▶ _Given request_
Return all lines in the material below that contain "from".

▶ _Dataset entries_
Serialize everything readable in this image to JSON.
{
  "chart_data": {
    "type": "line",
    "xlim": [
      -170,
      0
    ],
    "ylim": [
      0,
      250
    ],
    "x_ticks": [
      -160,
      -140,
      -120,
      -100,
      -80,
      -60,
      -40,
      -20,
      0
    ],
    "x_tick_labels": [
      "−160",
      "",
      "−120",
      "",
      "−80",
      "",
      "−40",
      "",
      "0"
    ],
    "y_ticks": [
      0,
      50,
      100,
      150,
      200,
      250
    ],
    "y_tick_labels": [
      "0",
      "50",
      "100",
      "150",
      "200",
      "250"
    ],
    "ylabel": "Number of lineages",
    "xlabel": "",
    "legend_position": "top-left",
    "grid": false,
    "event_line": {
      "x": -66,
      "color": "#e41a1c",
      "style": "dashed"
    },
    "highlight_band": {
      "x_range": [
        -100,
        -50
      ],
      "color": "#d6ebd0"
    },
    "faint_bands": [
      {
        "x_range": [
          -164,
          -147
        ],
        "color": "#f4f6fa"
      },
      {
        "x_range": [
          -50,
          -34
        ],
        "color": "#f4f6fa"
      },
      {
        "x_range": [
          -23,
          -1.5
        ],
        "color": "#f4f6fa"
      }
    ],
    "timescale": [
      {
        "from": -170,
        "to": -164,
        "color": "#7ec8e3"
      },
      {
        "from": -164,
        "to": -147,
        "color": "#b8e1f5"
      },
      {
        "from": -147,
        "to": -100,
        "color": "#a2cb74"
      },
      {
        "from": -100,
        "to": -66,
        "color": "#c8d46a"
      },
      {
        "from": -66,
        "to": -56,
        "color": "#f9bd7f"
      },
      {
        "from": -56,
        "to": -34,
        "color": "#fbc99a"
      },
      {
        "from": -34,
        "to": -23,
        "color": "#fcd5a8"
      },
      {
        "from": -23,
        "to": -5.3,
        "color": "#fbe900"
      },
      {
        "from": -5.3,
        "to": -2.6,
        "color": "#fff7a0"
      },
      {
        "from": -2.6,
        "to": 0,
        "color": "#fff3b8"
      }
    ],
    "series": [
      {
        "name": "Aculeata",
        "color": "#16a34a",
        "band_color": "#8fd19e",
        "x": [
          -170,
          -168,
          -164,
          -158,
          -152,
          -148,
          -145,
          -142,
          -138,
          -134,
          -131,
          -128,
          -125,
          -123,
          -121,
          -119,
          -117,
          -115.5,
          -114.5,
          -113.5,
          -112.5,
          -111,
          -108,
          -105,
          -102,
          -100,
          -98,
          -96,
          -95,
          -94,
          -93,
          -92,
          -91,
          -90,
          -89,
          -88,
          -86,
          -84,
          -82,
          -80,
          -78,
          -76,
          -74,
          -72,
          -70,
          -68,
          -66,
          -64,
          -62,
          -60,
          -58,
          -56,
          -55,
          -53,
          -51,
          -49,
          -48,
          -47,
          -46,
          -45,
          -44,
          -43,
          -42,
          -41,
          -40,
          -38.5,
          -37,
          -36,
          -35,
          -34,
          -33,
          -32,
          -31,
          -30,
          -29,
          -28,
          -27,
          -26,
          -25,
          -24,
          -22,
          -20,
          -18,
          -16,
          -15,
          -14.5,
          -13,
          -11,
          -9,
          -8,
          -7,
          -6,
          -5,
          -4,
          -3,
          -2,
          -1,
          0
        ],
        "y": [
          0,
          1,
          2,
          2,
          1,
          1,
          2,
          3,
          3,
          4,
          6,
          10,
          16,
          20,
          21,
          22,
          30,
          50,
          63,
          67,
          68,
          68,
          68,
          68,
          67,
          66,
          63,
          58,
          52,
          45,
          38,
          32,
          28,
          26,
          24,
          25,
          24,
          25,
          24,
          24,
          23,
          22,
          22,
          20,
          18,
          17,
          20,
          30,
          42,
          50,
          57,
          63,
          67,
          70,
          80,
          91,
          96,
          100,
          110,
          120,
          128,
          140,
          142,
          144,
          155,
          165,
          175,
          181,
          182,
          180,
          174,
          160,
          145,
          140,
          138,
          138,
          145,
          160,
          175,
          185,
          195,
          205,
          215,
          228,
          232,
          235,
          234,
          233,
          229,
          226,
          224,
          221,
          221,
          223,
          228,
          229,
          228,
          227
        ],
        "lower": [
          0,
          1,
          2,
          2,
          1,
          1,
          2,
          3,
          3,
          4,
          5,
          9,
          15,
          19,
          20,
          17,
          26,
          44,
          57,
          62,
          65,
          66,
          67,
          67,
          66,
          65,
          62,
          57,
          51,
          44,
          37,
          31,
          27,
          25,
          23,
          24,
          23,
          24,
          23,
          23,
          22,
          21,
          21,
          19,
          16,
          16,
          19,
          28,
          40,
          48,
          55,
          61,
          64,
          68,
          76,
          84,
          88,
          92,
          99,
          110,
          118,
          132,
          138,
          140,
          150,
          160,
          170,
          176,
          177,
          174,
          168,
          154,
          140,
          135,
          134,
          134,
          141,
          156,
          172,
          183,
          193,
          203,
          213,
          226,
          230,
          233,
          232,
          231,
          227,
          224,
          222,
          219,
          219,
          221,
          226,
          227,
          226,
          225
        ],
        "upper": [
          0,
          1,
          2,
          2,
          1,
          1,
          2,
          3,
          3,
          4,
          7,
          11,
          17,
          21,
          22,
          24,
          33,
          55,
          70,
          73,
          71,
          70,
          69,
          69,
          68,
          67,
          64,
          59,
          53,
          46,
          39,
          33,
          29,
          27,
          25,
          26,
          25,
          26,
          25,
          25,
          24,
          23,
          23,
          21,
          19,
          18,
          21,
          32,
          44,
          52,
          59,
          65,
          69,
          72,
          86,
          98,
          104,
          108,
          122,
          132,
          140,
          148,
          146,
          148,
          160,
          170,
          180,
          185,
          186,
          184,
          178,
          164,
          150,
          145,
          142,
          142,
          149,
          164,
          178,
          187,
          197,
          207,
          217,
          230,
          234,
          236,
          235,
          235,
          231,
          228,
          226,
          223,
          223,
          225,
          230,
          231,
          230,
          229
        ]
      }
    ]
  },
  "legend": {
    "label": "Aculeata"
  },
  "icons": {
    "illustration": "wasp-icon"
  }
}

▶ _Answer for the task_
        "from": -170,
        "from": -164,
        "from": -147,
        "from": -100,
        "from": -66,
        "from": -56,
        "from": -34,
        "from": -23,
        "from": -5.3,
        "from": -2.6,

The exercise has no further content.